--- Start Records for the task ---

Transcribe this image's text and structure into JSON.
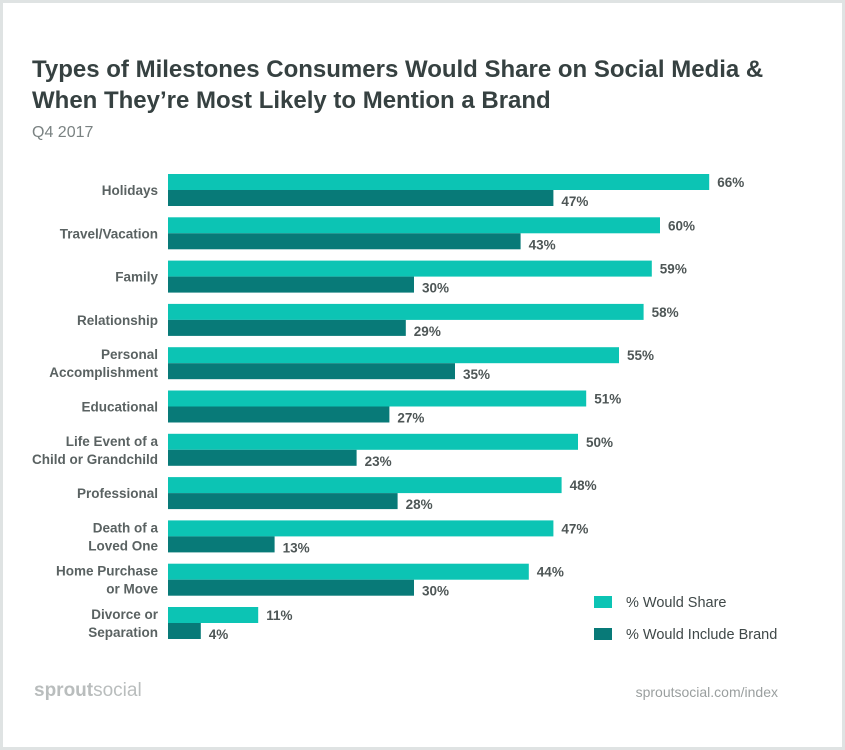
{
  "chart_data": {
    "type": "bar",
    "orientation": "horizontal",
    "title": "Types of Milestones Consumers Would Share on Social Media & When They’re Most Likely to Mention a Brand",
    "title_lines": [
      "Types of Milestones Consumers Would Share on Social Media &",
      "When They’re Most Likely to Mention a Brand"
    ],
    "subtitle": "Q4 2017",
    "categories": [
      [
        "Holidays"
      ],
      [
        "Travel/Vacation"
      ],
      [
        "Family"
      ],
      [
        "Relationship"
      ],
      [
        "Personal",
        "Accomplishment"
      ],
      [
        "Educational"
      ],
      [
        "Life Event of a",
        "Child or Grandchild"
      ],
      [
        "Professional"
      ],
      [
        "Death of a",
        "Loved One"
      ],
      [
        "Home Purchase",
        "or Move"
      ],
      [
        "Divorce or",
        "Separation"
      ]
    ],
    "series": [
      {
        "name": "% Would Share",
        "color": "#0cc4b4",
        "values": [
          66,
          60,
          59,
          58,
          55,
          51,
          50,
          48,
          47,
          44,
          11
        ]
      },
      {
        "name": "% Would Include Brand",
        "color": "#087a78",
        "values": [
          47,
          43,
          30,
          29,
          35,
          27,
          23,
          28,
          13,
          30,
          4
        ]
      }
    ],
    "value_suffix": "%",
    "xlim": [
      0,
      100
    ],
    "grid": false,
    "legend_placement": "bottom-right"
  },
  "footer": {
    "logo_bold": "sprout",
    "logo_light": "social",
    "url": "sproutsocial.com/index"
  }
}
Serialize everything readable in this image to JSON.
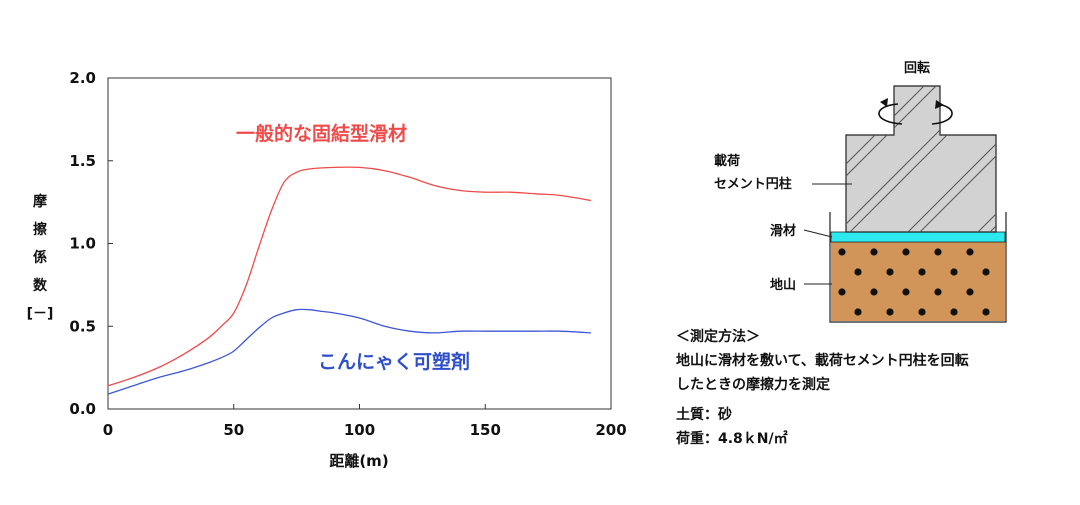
{
  "chart_data": {
    "type": "line",
    "xlabel": "距離(m)",
    "ylabel_chars": [
      "摩",
      "擦",
      "係",
      "数",
      "[－]"
    ],
    "xlim": [
      0,
      200
    ],
    "ylim": [
      0.0,
      2.0
    ],
    "x_ticks": [
      "0",
      "50",
      "100",
      "150",
      "200"
    ],
    "y_ticks": [
      "0.0",
      "0.5",
      "1.0",
      "1.5",
      "2.0"
    ],
    "grid": false,
    "series": [
      {
        "name": "一般的な固結型滑材",
        "color": "#ef4b4b",
        "x": [
          0,
          10,
          20,
          30,
          40,
          45,
          50,
          55,
          60,
          65,
          70,
          75,
          80,
          90,
          100,
          110,
          120,
          130,
          140,
          150,
          160,
          170,
          180,
          192
        ],
        "y": [
          0.14,
          0.19,
          0.25,
          0.33,
          0.43,
          0.5,
          0.58,
          0.75,
          0.98,
          1.2,
          1.37,
          1.43,
          1.45,
          1.46,
          1.46,
          1.44,
          1.4,
          1.35,
          1.32,
          1.31,
          1.31,
          1.3,
          1.29,
          1.26
        ]
      },
      {
        "name": "こんにゃく可塑剤",
        "color": "#3d57d6",
        "x": [
          0,
          10,
          20,
          30,
          40,
          45,
          50,
          55,
          60,
          65,
          70,
          75,
          80,
          85,
          90,
          100,
          110,
          120,
          130,
          140,
          150,
          160,
          170,
          180,
          192
        ],
        "y": [
          0.09,
          0.14,
          0.19,
          0.23,
          0.28,
          0.31,
          0.35,
          0.42,
          0.49,
          0.55,
          0.58,
          0.6,
          0.6,
          0.59,
          0.58,
          0.55,
          0.5,
          0.47,
          0.46,
          0.47,
          0.47,
          0.47,
          0.47,
          0.47,
          0.46
        ]
      }
    ]
  },
  "diagram": {
    "rotation_label": "回転",
    "load_label_line1": "載荷",
    "load_label_line2": "セメント円柱",
    "lubricant_label": "滑材",
    "ground_label": "地山",
    "colors": {
      "cylinder": "#d2d2d2",
      "lubricant": "#2ee8f0",
      "ground": "#d1955a",
      "dots": "#111111"
    }
  },
  "method": {
    "heading": "＜測定方法＞",
    "line1": "地山に滑材を敷いて、載荷セメント円柱を回転",
    "line2": "したときの摩擦力を測定",
    "soil": "土質：砂",
    "load": "荷重：4.8ｋN/㎡"
  }
}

--- End Records for the task ---

## Direction
Tell how many lines contain the word "JSON", using only the number.

## The reply
2